» Supplied records:
|---|

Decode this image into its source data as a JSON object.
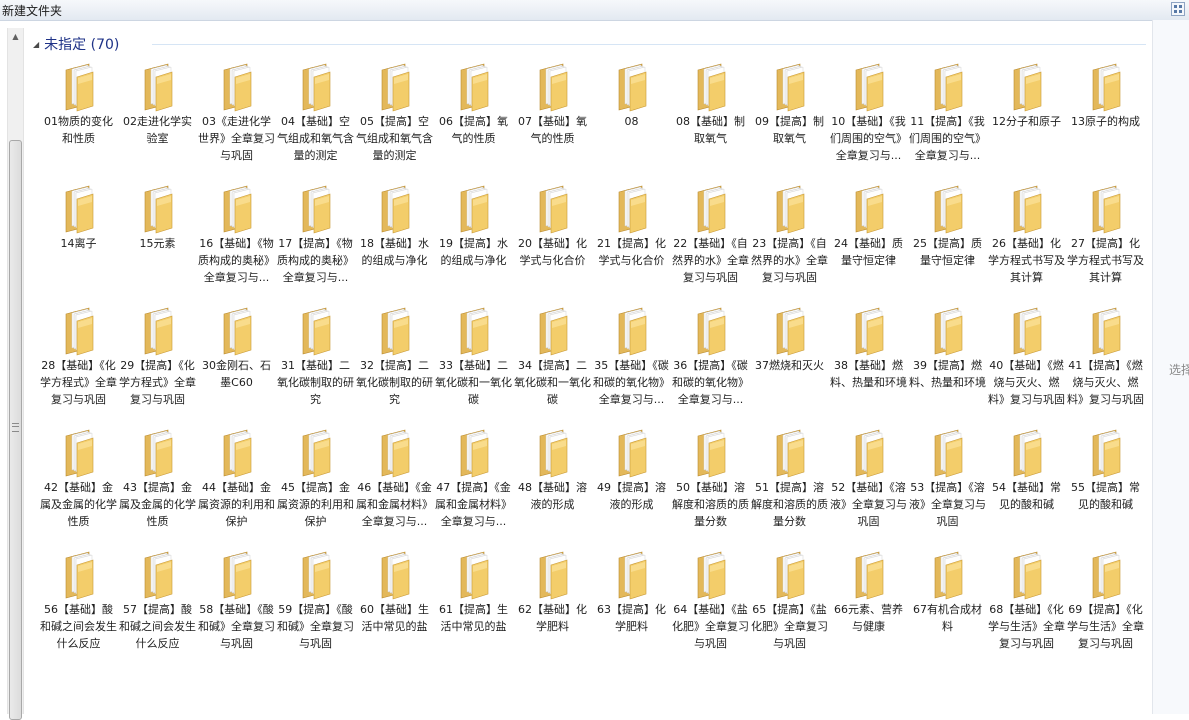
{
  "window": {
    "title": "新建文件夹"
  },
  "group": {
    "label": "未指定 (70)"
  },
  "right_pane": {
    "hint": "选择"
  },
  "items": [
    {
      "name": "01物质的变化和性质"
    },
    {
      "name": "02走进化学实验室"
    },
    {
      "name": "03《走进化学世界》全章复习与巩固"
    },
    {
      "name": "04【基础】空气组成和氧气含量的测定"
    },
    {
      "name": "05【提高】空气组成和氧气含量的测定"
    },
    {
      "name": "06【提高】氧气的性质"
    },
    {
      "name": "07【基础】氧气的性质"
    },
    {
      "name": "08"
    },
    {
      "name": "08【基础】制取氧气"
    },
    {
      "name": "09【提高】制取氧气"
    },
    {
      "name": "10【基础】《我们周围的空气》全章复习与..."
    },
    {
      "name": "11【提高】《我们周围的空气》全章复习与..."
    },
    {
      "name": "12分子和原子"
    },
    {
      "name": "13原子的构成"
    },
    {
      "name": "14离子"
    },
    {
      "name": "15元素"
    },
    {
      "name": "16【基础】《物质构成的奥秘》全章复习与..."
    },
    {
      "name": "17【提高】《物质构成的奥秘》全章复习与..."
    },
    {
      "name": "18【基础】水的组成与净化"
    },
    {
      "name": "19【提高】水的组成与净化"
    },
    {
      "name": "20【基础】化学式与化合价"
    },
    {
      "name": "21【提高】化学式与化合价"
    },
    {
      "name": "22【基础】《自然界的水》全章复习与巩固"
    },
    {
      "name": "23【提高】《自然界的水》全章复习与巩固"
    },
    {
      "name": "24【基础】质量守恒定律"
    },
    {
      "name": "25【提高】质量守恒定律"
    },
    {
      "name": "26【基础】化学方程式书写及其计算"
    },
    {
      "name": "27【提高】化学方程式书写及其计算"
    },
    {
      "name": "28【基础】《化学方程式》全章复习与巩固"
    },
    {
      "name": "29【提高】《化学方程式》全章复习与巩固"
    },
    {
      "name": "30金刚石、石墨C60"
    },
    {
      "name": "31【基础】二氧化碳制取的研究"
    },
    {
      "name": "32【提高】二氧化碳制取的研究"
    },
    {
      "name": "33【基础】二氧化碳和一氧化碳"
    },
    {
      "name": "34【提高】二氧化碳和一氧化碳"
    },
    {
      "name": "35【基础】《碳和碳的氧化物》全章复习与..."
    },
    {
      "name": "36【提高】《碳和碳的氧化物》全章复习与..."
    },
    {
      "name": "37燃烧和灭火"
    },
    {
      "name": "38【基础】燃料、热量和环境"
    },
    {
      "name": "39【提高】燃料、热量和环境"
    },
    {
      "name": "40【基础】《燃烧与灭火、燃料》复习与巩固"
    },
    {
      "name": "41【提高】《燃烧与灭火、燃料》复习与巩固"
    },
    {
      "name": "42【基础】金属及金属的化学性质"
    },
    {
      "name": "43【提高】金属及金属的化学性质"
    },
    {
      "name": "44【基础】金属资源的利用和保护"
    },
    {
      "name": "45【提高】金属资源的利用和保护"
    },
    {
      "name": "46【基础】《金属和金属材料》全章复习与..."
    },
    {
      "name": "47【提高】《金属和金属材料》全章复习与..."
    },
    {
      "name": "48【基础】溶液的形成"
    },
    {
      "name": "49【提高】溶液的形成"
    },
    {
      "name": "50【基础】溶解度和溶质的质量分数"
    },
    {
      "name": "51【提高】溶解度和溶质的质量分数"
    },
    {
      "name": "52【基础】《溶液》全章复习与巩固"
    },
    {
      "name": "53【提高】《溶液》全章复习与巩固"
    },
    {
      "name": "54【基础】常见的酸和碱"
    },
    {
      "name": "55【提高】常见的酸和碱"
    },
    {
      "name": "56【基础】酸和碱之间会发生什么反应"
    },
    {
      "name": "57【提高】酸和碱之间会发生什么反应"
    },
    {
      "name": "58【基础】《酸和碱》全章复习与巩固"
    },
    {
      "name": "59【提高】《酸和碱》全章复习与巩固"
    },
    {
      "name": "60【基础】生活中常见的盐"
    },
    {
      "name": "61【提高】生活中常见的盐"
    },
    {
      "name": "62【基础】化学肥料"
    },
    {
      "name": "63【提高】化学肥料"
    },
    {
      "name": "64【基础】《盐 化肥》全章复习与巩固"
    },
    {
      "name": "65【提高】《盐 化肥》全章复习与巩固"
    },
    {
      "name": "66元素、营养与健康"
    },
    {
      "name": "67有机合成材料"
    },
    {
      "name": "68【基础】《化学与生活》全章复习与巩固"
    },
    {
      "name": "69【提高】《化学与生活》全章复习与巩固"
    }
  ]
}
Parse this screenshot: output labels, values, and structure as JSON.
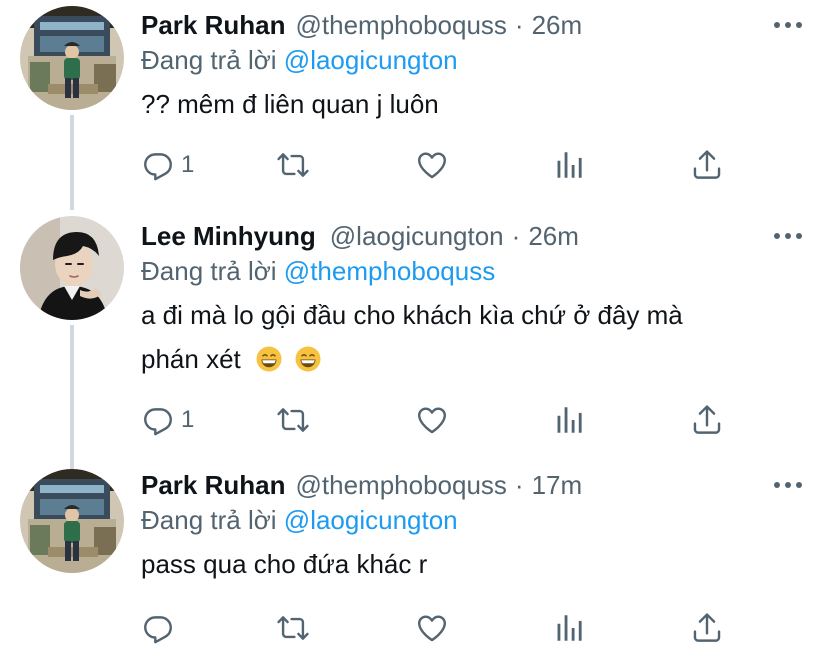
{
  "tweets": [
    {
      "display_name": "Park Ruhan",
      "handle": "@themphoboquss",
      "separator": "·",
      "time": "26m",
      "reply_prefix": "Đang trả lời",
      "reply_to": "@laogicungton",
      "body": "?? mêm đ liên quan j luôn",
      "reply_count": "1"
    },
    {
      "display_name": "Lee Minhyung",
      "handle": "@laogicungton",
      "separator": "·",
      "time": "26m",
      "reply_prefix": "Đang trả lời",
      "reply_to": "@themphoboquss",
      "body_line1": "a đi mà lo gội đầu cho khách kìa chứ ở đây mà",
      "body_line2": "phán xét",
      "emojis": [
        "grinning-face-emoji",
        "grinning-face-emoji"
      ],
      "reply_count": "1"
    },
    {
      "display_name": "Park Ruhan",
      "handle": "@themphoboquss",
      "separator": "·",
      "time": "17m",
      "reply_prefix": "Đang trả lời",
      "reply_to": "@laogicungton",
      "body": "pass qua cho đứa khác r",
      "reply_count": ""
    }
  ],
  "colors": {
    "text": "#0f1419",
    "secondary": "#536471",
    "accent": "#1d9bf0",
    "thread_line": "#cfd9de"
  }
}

|---|

» Set task:
Reproduce the listing above exactly, excluding all pictures.

» Correct result:
Decode this image into its source data as a JSON object.
{
  "window": {
    "title": "新建文件夹"
  },
  "group": {
    "label": "未指定 (70)"
  },
  "right_pane": {
    "hint": "选择"
  },
  "items": [
    {
      "name": "01物质的变化和性质"
    },
    {
      "name": "02走进化学实验室"
    },
    {
      "name": "03《走进化学世界》全章复习与巩固"
    },
    {
      "name": "04【基础】空气组成和氧气含量的测定"
    },
    {
      "name": "05【提高】空气组成和氧气含量的测定"
    },
    {
      "name": "06【提高】氧气的性质"
    },
    {
      "name": "07【基础】氧气的性质"
    },
    {
      "name": "08"
    },
    {
      "name": "08【基础】制取氧气"
    },
    {
      "name": "09【提高】制取氧气"
    },
    {
      "name": "10【基础】《我们周围的空气》全章复习与..."
    },
    {
      "name": "11【提高】《我们周围的空气》全章复习与..."
    },
    {
      "name": "12分子和原子"
    },
    {
      "name": "13原子的构成"
    },
    {
      "name": "14离子"
    },
    {
      "name": "15元素"
    },
    {
      "name": "16【基础】《物质构成的奥秘》全章复习与..."
    },
    {
      "name": "17【提高】《物质构成的奥秘》全章复习与..."
    },
    {
      "name": "18【基础】水的组成与净化"
    },
    {
      "name": "19【提高】水的组成与净化"
    },
    {
      "name": "20【基础】化学式与化合价"
    },
    {
      "name": "21【提高】化学式与化合价"
    },
    {
      "name": "22【基础】《自然界的水》全章复习与巩固"
    },
    {
      "name": "23【提高】《自然界的水》全章复习与巩固"
    },
    {
      "name": "24【基础】质量守恒定律"
    },
    {
      "name": "25【提高】质量守恒定律"
    },
    {
      "name": "26【基础】化学方程式书写及其计算"
    },
    {
      "name": "27【提高】化学方程式书写及其计算"
    },
    {
      "name": "28【基础】《化学方程式》全章复习与巩固"
    },
    {
      "name": "29【提高】《化学方程式》全章复习与巩固"
    },
    {
      "name": "30金刚石、石墨C60"
    },
    {
      "name": "31【基础】二氧化碳制取的研究"
    },
    {
      "name": "32【提高】二氧化碳制取的研究"
    },
    {
      "name": "33【基础】二氧化碳和一氧化碳"
    },
    {
      "name": "34【提高】二氧化碳和一氧化碳"
    },
    {
      "name": "35【基础】《碳和碳的氧化物》全章复习与..."
    },
    {
      "name": "36【提高】《碳和碳的氧化物》全章复习与..."
    },
    {
      "name": "37燃烧和灭火"
    },
    {
      "name": "38【基础】燃料、热量和环境"
    },
    {
      "name": "39【提高】燃料、热量和环境"
    },
    {
      "name": "40【基础】《燃烧与灭火、燃料》复习与巩固"
    },
    {
      "name": "41【提高】《燃烧与灭火、燃料》复习与巩固"
    },
    {
      "name": "42【基础】金属及金属的化学性质"
    },
    {
      "name": "43【提高】金属及金属的化学性质"
    },
    {
      "name": "44【基础】金属资源的利用和保护"
    },
    {
      "name": "45【提高】金属资源的利用和保护"
    },
    {
      "name": "46【基础】《金属和金属材料》全章复习与..."
    },
    {
      "name": "47【提高】《金属和金属材料》全章复习与..."
    },
    {
      "name": "48【基础】溶液的形成"
    },
    {
      "name": "49【提高】溶液的形成"
    },
    {
      "name": "50【基础】溶解度和溶质的质量分数"
    },
    {
      "name": "51【提高】溶解度和溶质的质量分数"
    },
    {
      "name": "52【基础】《溶液》全章复习与巩固"
    },
    {
      "name": "53【提高】《溶液》全章复习与巩固"
    },
    {
      "name": "54【基础】常见的酸和碱"
    },
    {
      "name": "55【提高】常见的酸和碱"
    },
    {
      "name": "56【基础】酸和碱之间会发生什么反应"
    },
    {
      "name": "57【提高】酸和碱之间会发生什么反应"
    },
    {
      "name": "58【基础】《酸和碱》全章复习与巩固"
    },
    {
      "name": "59【提高】《酸和碱》全章复习与巩固"
    },
    {
      "name": "60【基础】生活中常见的盐"
    },
    {
      "name": "61【提高】生活中常见的盐"
    },
    {
      "name": "62【基础】化学肥料"
    },
    {
      "name": "63【提高】化学肥料"
    },
    {
      "name": "64【基础】《盐 化肥》全章复习与巩固"
    },
    {
      "name": "65【提高】《盐 化肥》全章复习与巩固"
    },
    {
      "name": "66元素、营养与健康"
    },
    {
      "name": "67有机合成材料"
    },
    {
      "name": "68【基础】《化学与生活》全章复习与巩固"
    },
    {
      "name": "69【提高】《化学与生活》全章复习与巩固"
    }
  ]
}
Parse this screenshot: output labels, values, and structure as JSON.
{
  "tweets": [
    {
      "display_name": "Park Ruhan",
      "handle": "@themphoboquss",
      "separator": "·",
      "time": "26m",
      "reply_prefix": "Đang trả lời",
      "reply_to": "@laogicungton",
      "body": "?? mêm đ liên quan j luôn",
      "reply_count": "1"
    },
    {
      "display_name": "Lee Minhyung",
      "handle": "@laogicungton",
      "separator": "·",
      "time": "26m",
      "reply_prefix": "Đang trả lời",
      "reply_to": "@themphoboquss",
      "body_line1": "a đi mà lo gội đầu cho khách kìa chứ ở đây mà",
      "body_line2": "phán xét",
      "emojis": [
        "grinning-face-emoji",
        "grinning-face-emoji"
      ],
      "reply_count": "1"
    },
    {
      "display_name": "Park Ruhan",
      "handle": "@themphoboquss",
      "separator": "·",
      "time": "17m",
      "reply_prefix": "Đang trả lời",
      "reply_to": "@laogicungton",
      "body": "pass qua cho đứa khác r",
      "reply_count": ""
    }
  ],
  "colors": {
    "text": "#0f1419",
    "secondary": "#536471",
    "accent": "#1d9bf0",
    "thread_line": "#cfd9de"
  }
}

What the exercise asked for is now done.